Stored items
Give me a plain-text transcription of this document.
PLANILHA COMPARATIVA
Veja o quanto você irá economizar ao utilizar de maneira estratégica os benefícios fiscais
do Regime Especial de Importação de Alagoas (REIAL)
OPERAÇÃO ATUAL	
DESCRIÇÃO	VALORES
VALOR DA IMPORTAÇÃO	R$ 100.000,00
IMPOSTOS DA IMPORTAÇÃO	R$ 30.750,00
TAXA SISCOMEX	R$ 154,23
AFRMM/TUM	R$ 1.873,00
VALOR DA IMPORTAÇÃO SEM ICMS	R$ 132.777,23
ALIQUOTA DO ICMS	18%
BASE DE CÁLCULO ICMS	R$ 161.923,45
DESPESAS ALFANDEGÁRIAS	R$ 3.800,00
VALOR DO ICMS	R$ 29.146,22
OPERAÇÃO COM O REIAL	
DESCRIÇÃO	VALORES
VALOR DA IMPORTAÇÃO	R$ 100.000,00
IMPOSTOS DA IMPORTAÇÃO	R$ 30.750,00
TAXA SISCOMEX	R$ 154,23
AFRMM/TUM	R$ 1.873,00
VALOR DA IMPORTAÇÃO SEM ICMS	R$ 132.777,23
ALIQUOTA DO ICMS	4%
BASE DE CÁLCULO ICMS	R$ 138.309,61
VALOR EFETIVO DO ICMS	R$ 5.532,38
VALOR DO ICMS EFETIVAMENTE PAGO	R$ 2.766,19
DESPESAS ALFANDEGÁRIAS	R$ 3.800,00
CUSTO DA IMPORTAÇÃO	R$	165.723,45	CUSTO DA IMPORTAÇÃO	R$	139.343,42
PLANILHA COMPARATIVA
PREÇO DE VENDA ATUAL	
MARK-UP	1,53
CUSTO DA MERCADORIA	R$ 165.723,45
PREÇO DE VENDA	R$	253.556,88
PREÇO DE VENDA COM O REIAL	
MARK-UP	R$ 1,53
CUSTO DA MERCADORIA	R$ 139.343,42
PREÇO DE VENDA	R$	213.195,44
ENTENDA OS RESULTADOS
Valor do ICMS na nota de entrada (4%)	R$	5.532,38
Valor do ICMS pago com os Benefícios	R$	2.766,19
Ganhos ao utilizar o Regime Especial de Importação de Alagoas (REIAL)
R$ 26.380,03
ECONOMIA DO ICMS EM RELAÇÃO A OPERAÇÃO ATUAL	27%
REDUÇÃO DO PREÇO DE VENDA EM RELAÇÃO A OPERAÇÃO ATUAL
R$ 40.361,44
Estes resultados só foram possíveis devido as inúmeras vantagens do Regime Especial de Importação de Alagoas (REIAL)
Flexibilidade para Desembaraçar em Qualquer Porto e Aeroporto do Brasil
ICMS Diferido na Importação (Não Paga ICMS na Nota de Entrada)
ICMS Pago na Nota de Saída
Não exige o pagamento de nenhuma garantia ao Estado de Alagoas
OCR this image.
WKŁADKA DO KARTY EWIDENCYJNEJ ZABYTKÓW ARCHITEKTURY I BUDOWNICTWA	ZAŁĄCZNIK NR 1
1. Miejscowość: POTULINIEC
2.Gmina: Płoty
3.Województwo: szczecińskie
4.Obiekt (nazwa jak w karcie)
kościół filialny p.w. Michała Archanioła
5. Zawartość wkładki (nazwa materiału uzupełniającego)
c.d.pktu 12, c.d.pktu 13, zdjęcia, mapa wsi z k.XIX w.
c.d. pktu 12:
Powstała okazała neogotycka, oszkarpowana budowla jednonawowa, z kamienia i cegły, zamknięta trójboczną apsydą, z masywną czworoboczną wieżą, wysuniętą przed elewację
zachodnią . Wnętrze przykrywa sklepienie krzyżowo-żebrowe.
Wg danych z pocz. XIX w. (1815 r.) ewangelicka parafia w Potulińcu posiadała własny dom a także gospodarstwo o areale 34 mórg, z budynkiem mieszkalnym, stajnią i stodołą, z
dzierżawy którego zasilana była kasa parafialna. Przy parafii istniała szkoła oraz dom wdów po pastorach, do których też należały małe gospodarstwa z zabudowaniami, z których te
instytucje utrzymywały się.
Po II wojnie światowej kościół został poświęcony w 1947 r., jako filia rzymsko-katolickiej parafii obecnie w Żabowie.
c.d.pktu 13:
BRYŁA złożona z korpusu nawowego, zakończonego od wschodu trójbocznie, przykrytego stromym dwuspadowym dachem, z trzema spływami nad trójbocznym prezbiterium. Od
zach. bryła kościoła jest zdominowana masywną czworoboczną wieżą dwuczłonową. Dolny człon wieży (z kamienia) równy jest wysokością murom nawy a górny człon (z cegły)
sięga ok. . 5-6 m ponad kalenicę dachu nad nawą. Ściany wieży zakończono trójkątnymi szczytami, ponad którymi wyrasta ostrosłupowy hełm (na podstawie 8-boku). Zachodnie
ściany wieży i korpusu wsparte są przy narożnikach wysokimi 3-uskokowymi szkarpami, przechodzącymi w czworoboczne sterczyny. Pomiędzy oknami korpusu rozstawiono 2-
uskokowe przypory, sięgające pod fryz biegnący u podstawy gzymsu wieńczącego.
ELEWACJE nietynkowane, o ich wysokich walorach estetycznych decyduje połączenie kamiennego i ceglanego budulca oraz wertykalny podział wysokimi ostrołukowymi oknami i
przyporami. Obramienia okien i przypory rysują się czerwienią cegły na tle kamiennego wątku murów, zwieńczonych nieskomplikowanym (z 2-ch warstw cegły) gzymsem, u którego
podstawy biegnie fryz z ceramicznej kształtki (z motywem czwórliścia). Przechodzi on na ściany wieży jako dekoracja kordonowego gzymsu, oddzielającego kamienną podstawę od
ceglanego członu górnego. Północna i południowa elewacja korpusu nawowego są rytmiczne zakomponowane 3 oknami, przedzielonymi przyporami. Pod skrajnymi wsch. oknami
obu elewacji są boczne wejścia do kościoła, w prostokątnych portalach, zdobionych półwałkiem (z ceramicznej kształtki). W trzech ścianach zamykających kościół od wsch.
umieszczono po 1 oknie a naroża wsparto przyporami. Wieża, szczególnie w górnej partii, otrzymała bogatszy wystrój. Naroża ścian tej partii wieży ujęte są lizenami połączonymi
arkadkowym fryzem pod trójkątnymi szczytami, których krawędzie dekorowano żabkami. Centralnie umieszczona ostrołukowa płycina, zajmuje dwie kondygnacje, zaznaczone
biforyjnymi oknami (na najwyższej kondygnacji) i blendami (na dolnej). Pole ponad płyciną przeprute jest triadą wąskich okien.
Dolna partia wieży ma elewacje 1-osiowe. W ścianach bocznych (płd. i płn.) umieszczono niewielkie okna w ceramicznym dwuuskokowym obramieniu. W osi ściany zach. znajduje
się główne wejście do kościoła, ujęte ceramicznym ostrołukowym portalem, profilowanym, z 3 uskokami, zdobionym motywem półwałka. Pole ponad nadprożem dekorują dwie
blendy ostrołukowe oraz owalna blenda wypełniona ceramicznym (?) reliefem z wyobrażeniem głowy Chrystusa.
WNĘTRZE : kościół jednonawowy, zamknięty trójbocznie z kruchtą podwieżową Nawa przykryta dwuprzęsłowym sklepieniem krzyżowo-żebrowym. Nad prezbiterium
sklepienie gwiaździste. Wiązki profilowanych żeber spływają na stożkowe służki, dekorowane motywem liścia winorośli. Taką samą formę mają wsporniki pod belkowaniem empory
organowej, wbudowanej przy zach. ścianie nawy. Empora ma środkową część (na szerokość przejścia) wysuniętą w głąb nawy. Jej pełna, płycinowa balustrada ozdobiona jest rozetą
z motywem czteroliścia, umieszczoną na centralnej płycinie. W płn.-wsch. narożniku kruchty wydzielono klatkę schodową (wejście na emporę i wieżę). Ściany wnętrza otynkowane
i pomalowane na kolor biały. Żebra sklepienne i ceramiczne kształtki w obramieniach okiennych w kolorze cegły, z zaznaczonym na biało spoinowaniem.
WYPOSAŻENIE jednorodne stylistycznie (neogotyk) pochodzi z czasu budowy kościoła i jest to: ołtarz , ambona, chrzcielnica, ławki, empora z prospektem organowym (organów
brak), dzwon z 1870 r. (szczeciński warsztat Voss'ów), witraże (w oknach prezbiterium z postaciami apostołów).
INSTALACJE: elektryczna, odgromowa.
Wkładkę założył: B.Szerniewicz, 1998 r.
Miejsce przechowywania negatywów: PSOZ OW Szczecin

*Work required:* State how many lines of the listing above hold the word "wejście", with nothing but the number.

*Exercise result:* 2